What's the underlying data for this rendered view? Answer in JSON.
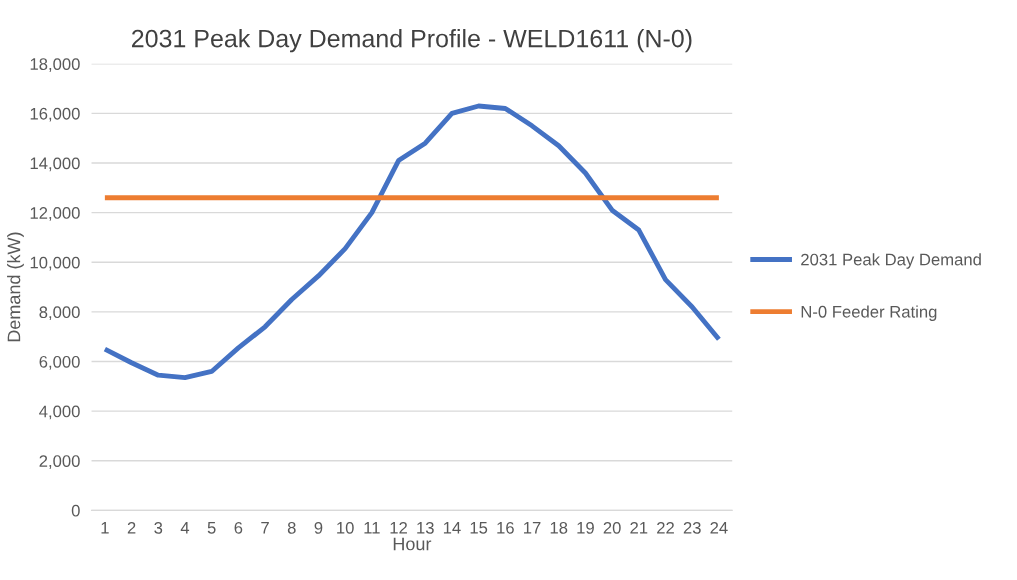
{
  "chart_data": {
    "type": "line",
    "title": "2031 Peak Day Demand Profile - WELD1611 (N-0)",
    "xlabel": "Hour",
    "ylabel": "Demand (kW)",
    "categories": [
      "1",
      "2",
      "3",
      "4",
      "5",
      "6",
      "7",
      "8",
      "9",
      "10",
      "11",
      "12",
      "13",
      "14",
      "15",
      "16",
      "17",
      "18",
      "19",
      "20",
      "21",
      "22",
      "23",
      "24"
    ],
    "series": [
      {
        "name": "2031 Peak Day Demand",
        "color": "#4472c4",
        "values": [
          6500,
          5950,
          5450,
          5350,
          5600,
          6550,
          7400,
          8500,
          9450,
          10550,
          12000,
          14100,
          14800,
          16000,
          16300,
          16200,
          15500,
          14700,
          13600,
          12100,
          11300,
          9300,
          8200,
          6900
        ]
      },
      {
        "name": "N-0 Feeder Rating",
        "color": "#ed7d31",
        "values": [
          12600,
          12600,
          12600,
          12600,
          12600,
          12600,
          12600,
          12600,
          12600,
          12600,
          12600,
          12600,
          12600,
          12600,
          12600,
          12600,
          12600,
          12600,
          12600,
          12600,
          12600,
          12600,
          12600,
          12600
        ]
      }
    ],
    "ylim": [
      0,
      18000
    ],
    "yticks": [
      {
        "value": 0,
        "label": "0"
      },
      {
        "value": 2000,
        "label": "2,000"
      },
      {
        "value": 4000,
        "label": "4,000"
      },
      {
        "value": 6000,
        "label": "6,000"
      },
      {
        "value": 8000,
        "label": "8,000"
      },
      {
        "value": 10000,
        "label": "10,000"
      },
      {
        "value": 12000,
        "label": "12,000"
      },
      {
        "value": 14000,
        "label": "14,000"
      },
      {
        "value": 16000,
        "label": "16,000"
      },
      {
        "value": 18000,
        "label": "18,000"
      }
    ],
    "grid": "y",
    "legend": "right",
    "marker": "none",
    "line_style": "solid"
  }
}
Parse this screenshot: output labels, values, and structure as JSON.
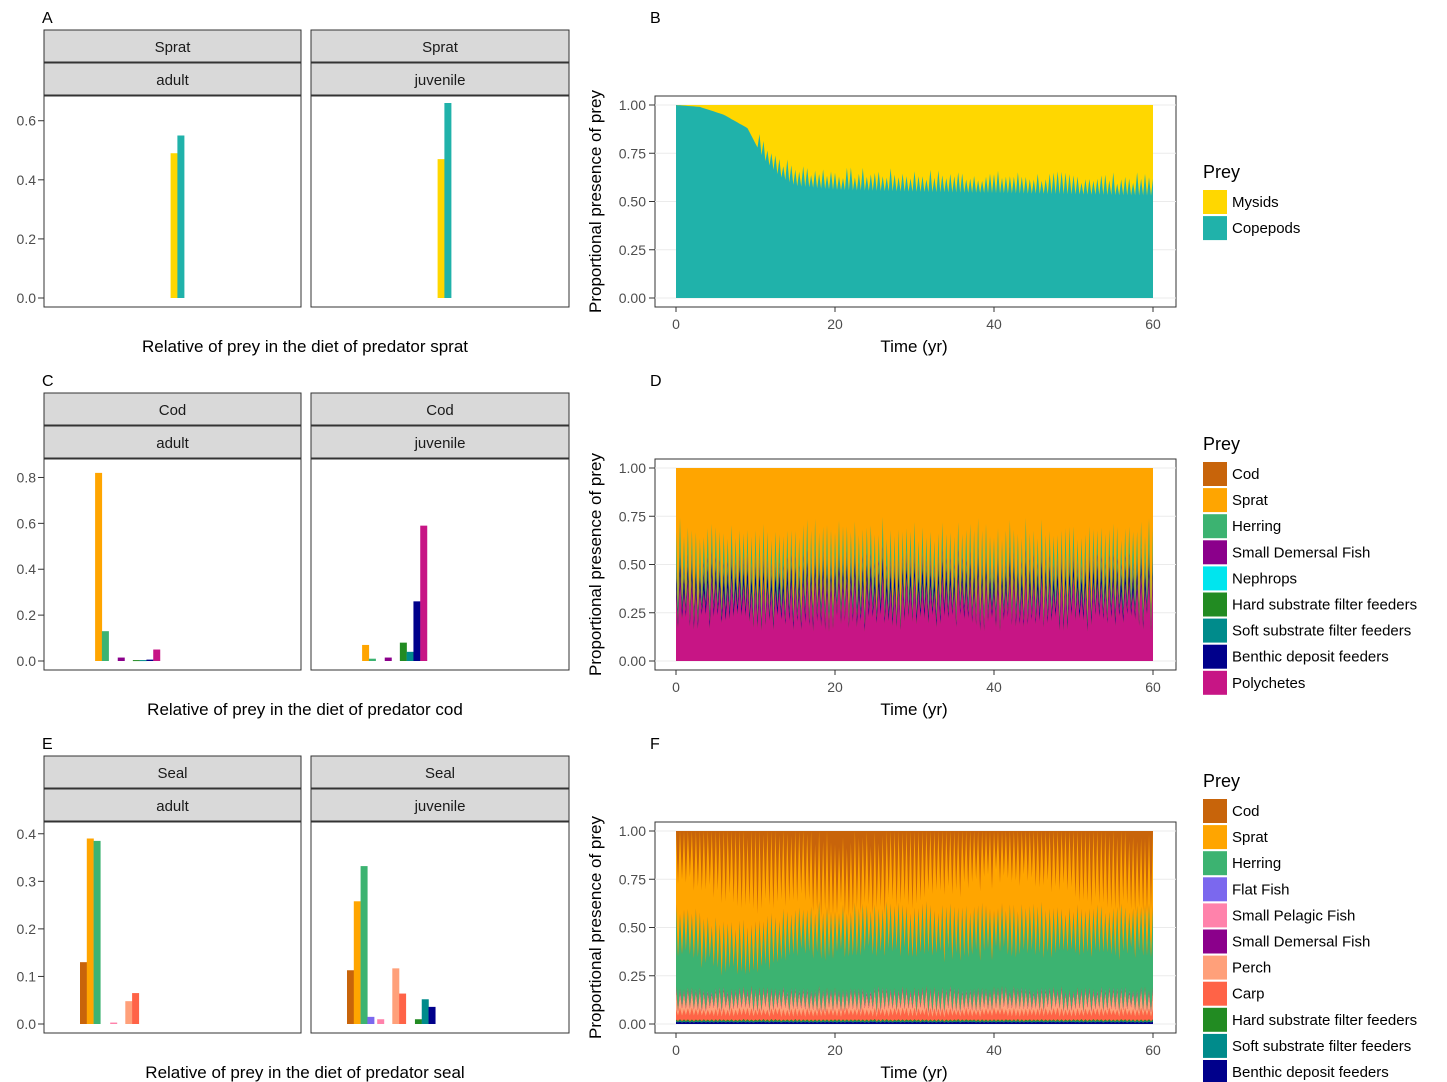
{
  "figure": {
    "background": "#ffffff"
  },
  "colors": {
    "Cod": "#C8640A",
    "Sprat": "#FFA500",
    "Herring": "#3CB371",
    "Small Demersal Fish": "#8B008B",
    "Nephrops": "#00E5EE",
    "Hard substrate filter feeders": "#228B22",
    "Soft substrate filter feeders": "#008B8B",
    "Benthic deposit feeders": "#00008B",
    "Polychetes": "#C71585",
    "Mysids": "#FFD700",
    "Copepods": "#20B2AA",
    "Flat Fish": "#7B68EE",
    "Small Pelagic Fish": "#FF82AB",
    "Perch": "#FFA07A",
    "Carp": "#FF6347"
  },
  "chart_data": [
    {
      "panel": "A",
      "type": "bar",
      "xlabel": "Relative of prey in the diet of predator sprat",
      "ylim": [
        0,
        0.66
      ],
      "yticks": [
        "0.0",
        "0.2",
        "0.4",
        "0.6"
      ],
      "ytick_values": [
        0,
        0.2,
        0.4,
        0.6
      ],
      "facets": [
        {
          "strip_top": "Sprat",
          "strip_bottom": "adult",
          "bars": [
            {
              "prey": "Mysids",
              "value": 0.49,
              "slot": 6.0
            },
            {
              "prey": "Copepods",
              "value": 0.55,
              "slot": 6.45
            }
          ]
        },
        {
          "strip_top": "Sprat",
          "strip_bottom": "juvenile",
          "bars": [
            {
              "prey": "Mysids",
              "value": 0.47,
              "slot": 6.0
            },
            {
              "prey": "Copepods",
              "value": 0.66,
              "slot": 6.45
            }
          ]
        }
      ]
    },
    {
      "panel": "B",
      "type": "area",
      "xlabel": "Time (yr)",
      "ylabel": "Proportional presence of prey",
      "xlim": [
        0,
        60
      ],
      "ylim": [
        0,
        1
      ],
      "xticks": [
        "0",
        "20",
        "40",
        "60"
      ],
      "xtick_values": [
        0,
        20,
        40,
        60
      ],
      "yticks": [
        "0.00",
        "0.25",
        "0.50",
        "0.75",
        "1.00"
      ],
      "ytick_values": [
        0,
        0.25,
        0.5,
        0.75,
        1.0
      ],
      "legend_title": "Prey",
      "legend_position": "right",
      "series": [
        {
          "name": "Copepods",
          "base_curve": [
            [
              0,
              1.0
            ],
            [
              3,
              0.99
            ],
            [
              6,
              0.95
            ],
            [
              9,
              0.88
            ],
            [
              11,
              0.72
            ],
            [
              13,
              0.63
            ],
            [
              15,
              0.58
            ],
            [
              20,
              0.56
            ],
            [
              30,
              0.55
            ],
            [
              45,
              0.54
            ],
            [
              60,
              0.53
            ]
          ],
          "spike_amplitude": 0.12,
          "spike_period": 1.2
        },
        {
          "name": "Mysids",
          "note_fill_to": 1.0
        }
      ],
      "legend": [
        "Mysids",
        "Copepods"
      ]
    },
    {
      "panel": "C",
      "type": "bar",
      "xlabel": "Relative of prey in the diet of predator cod",
      "ylim": [
        0,
        0.85
      ],
      "yticks": [
        "0.0",
        "0.2",
        "0.4",
        "0.6",
        "0.8"
      ],
      "ytick_values": [
        0,
        0.2,
        0.4,
        0.6,
        0.8
      ],
      "facets": [
        {
          "strip_top": "Cod",
          "strip_bottom": "adult",
          "bars": [
            {
              "prey": "Sprat",
              "value": 0.82,
              "slot": 1.0
            },
            {
              "prey": "Herring",
              "value": 0.13,
              "slot": 1.45
            },
            {
              "prey": "Small Demersal Fish",
              "value": 0.015,
              "slot": 2.5
            },
            {
              "prey": "Hard substrate filter feeders",
              "value": 0.004,
              "slot": 3.5
            },
            {
              "prey": "Soft substrate filter feeders",
              "value": 0.004,
              "slot": 3.95
            },
            {
              "prey": "Benthic deposit feeders",
              "value": 0.006,
              "slot": 4.4
            },
            {
              "prey": "Polychetes",
              "value": 0.05,
              "slot": 4.85
            }
          ]
        },
        {
          "strip_top": "Cod",
          "strip_bottom": "juvenile",
          "bars": [
            {
              "prey": "Sprat",
              "value": 0.07,
              "slot": 1.0
            },
            {
              "prey": "Herring",
              "value": 0.01,
              "slot": 1.45
            },
            {
              "prey": "Small Demersal Fish",
              "value": 0.015,
              "slot": 2.5
            },
            {
              "prey": "Hard substrate filter feeders",
              "value": 0.08,
              "slot": 3.5
            },
            {
              "prey": "Soft substrate filter feeders",
              "value": 0.04,
              "slot": 3.95
            },
            {
              "prey": "Benthic deposit feeders",
              "value": 0.26,
              "slot": 4.4
            },
            {
              "prey": "Polychetes",
              "value": 0.59,
              "slot": 4.85
            }
          ]
        }
      ]
    },
    {
      "panel": "D",
      "type": "area",
      "xlabel": "Time (yr)",
      "ylabel": "Proportional presence of prey",
      "xlim": [
        0,
        60
      ],
      "ylim": [
        0,
        1
      ],
      "xticks": [
        "0",
        "20",
        "40",
        "60"
      ],
      "xtick_values": [
        0,
        20,
        40,
        60
      ],
      "yticks": [
        "0.00",
        "0.25",
        "0.50",
        "0.75",
        "1.00"
      ],
      "ytick_values": [
        0,
        0.25,
        0.5,
        0.75,
        1.0
      ],
      "legend_title": "Prey",
      "legend_position": "right",
      "series_stack_bottom_to_top": [
        {
          "name": "Polychetes",
          "mean": 0.3,
          "amp": 0.15
        },
        {
          "name": "Benthic deposit feeders",
          "mean": 0.06,
          "amp": 0.04
        },
        {
          "name": "Soft substrate filter feeders",
          "mean": 0.01,
          "amp": 0.005
        },
        {
          "name": "Hard substrate filter feeders",
          "mean": 0.01,
          "amp": 0.005
        },
        {
          "name": "Nephrops",
          "mean": 0.005,
          "amp": 0.003
        },
        {
          "name": "Small Demersal Fish",
          "mean": 0.02,
          "amp": 0.01
        },
        {
          "name": "Herring",
          "mean": 0.08,
          "amp": 0.07
        },
        {
          "name": "Sprat",
          "note_fill_to": 1.0
        }
      ],
      "legend": [
        "Cod",
        "Sprat",
        "Herring",
        "Small Demersal Fish",
        "Nephrops",
        "Hard substrate filter feeders",
        "Soft substrate filter feeders",
        "Benthic deposit feeders",
        "Polychetes"
      ]
    },
    {
      "panel": "E",
      "type": "bar",
      "xlabel": "Relative of prey in the diet of predator seal",
      "ylim": [
        0,
        0.41
      ],
      "yticks": [
        "0.0",
        "0.1",
        "0.2",
        "0.3",
        "0.4"
      ],
      "ytick_values": [
        0,
        0.1,
        0.2,
        0.3,
        0.4
      ],
      "facets": [
        {
          "strip_top": "Seal",
          "strip_bottom": "adult",
          "bars": [
            {
              "prey": "Cod",
              "value": 0.13,
              "slot": 0.0
            },
            {
              "prey": "Sprat",
              "value": 0.39,
              "slot": 0.45
            },
            {
              "prey": "Herring",
              "value": 0.385,
              "slot": 0.9
            },
            {
              "prey": "Small Pelagic Fish",
              "value": 0.003,
              "slot": 2.0
            },
            {
              "prey": "Perch",
              "value": 0.048,
              "slot": 3.0
            },
            {
              "prey": "Carp",
              "value": 0.065,
              "slot": 3.45
            }
          ]
        },
        {
          "strip_top": "Seal",
          "strip_bottom": "juvenile",
          "bars": [
            {
              "prey": "Cod",
              "value": 0.113,
              "slot": 0.0
            },
            {
              "prey": "Sprat",
              "value": 0.258,
              "slot": 0.45
            },
            {
              "prey": "Herring",
              "value": 0.332,
              "slot": 0.9
            },
            {
              "prey": "Flat Fish",
              "value": 0.015,
              "slot": 1.35
            },
            {
              "prey": "Small Pelagic Fish",
              "value": 0.01,
              "slot": 2.0
            },
            {
              "prey": "Perch",
              "value": 0.117,
              "slot": 3.0
            },
            {
              "prey": "Carp",
              "value": 0.064,
              "slot": 3.45
            },
            {
              "prey": "Hard substrate filter feeders",
              "value": 0.01,
              "slot": 4.5
            },
            {
              "prey": "Soft substrate filter feeders",
              "value": 0.052,
              "slot": 4.95
            },
            {
              "prey": "Benthic deposit feeders",
              "value": 0.036,
              "slot": 5.4
            }
          ]
        }
      ]
    },
    {
      "panel": "F",
      "type": "area",
      "xlabel": "Time (yr)",
      "ylabel": "Proportional presence of prey",
      "xlim": [
        0,
        60
      ],
      "ylim": [
        0,
        1
      ],
      "xticks": [
        "0",
        "20",
        "40",
        "60"
      ],
      "xtick_values": [
        0,
        20,
        40,
        60
      ],
      "yticks": [
        "0.00",
        "0.25",
        "0.50",
        "0.75",
        "1.00"
      ],
      "ytick_values": [
        0,
        0.25,
        0.5,
        0.75,
        1.0
      ],
      "legend_title": "Prey",
      "legend_position": "right",
      "series_stack_bottom_to_top": [
        {
          "name": "Benthic deposit feeders",
          "mean": 0.01,
          "amp": 0.003
        },
        {
          "name": "Soft substrate filter feeders",
          "mean": 0.005,
          "amp": 0.002
        },
        {
          "name": "Hard substrate filter feeders",
          "mean": 0.005,
          "amp": 0.002
        },
        {
          "name": "Carp",
          "mean": 0.04,
          "amp": 0.02
        },
        {
          "name": "Perch",
          "mean": 0.06,
          "amp": 0.04
        },
        {
          "name": "Small Demersal Fish",
          "mean": 0.005,
          "amp": 0.002
        },
        {
          "name": "Small Pelagic Fish",
          "mean": 0.005,
          "amp": 0.002
        },
        {
          "name": "Flat Fish",
          "mean": 0.005,
          "amp": 0.002
        },
        {
          "name": "Herring",
          "mean": 0.35,
          "amp": 0.1
        },
        {
          "name": "Sprat",
          "mean": 0.37,
          "amp": 0.1
        },
        {
          "name": "Cod",
          "note_fill_to": 1.0
        }
      ],
      "legend": [
        "Cod",
        "Sprat",
        "Herring",
        "Flat Fish",
        "Small Pelagic Fish",
        "Small Demersal Fish",
        "Perch",
        "Carp",
        "Hard substrate filter feeders",
        "Soft substrate filter feeders",
        "Benthic deposit feeders"
      ]
    }
  ]
}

·····

### WHAT IS REQUIRED
State how many lines of the records hold the string "Mysids", and nothing else.

### REPLY TO THE EXERCISE
5